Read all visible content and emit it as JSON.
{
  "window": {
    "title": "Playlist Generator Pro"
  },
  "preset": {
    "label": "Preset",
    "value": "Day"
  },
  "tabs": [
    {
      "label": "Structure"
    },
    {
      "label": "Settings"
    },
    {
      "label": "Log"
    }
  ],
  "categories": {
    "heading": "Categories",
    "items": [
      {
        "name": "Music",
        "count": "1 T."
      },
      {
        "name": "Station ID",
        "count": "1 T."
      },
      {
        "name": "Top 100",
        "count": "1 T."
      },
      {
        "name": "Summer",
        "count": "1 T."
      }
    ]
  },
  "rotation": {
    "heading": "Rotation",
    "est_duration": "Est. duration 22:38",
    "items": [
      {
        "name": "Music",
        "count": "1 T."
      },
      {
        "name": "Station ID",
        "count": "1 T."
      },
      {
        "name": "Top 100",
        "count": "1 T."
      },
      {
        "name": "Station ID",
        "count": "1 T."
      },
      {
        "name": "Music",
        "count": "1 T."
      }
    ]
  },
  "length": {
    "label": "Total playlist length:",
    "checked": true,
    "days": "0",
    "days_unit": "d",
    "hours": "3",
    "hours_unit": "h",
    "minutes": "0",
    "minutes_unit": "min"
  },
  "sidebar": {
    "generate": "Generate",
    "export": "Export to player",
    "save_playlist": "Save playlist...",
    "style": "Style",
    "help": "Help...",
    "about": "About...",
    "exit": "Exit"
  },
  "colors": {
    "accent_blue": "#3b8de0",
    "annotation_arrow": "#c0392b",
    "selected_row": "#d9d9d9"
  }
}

◆ GIVEN REQUEST ◆
Please restate the whole listing word for word.

◆ RESULT OF THIS TASK ◆
Read all visible content and emit it as JSON.
{
  "window": {
    "title": "Playlist Generator Pro"
  },
  "preset": {
    "label": "Preset",
    "value": "Day"
  },
  "tabs": [
    {
      "label": "Structure"
    },
    {
      "label": "Settings"
    },
    {
      "label": "Log"
    }
  ],
  "categories": {
    "heading": "Categories",
    "items": [
      {
        "name": "Music",
        "count": "1 T."
      },
      {
        "name": "Station ID",
        "count": "1 T."
      },
      {
        "name": "Top 100",
        "count": "1 T."
      },
      {
        "name": "Summer",
        "count": "1 T."
      }
    ]
  },
  "rotation": {
    "heading": "Rotation",
    "est_duration": "Est. duration 22:38",
    "items": [
      {
        "name": "Music",
        "count": "1 T."
      },
      {
        "name": "Station ID",
        "count": "1 T."
      },
      {
        "name": "Top 100",
        "count": "1 T."
      },
      {
        "name": "Station ID",
        "count": "1 T."
      },
      {
        "name": "Music",
        "count": "1 T."
      }
    ]
  },
  "length": {
    "label": "Total playlist length:",
    "checked": true,
    "days": "0",
    "days_unit": "d",
    "hours": "3",
    "hours_unit": "h",
    "minutes": "0",
    "minutes_unit": "min"
  },
  "sidebar": {
    "generate": "Generate",
    "export": "Export to player",
    "save_playlist": "Save playlist...",
    "style": "Style",
    "help": "Help...",
    "about": "About...",
    "exit": "Exit"
  },
  "colors": {
    "accent_blue": "#3b8de0",
    "annotation_arrow": "#c0392b",
    "selected_row": "#d9d9d9"
  }
}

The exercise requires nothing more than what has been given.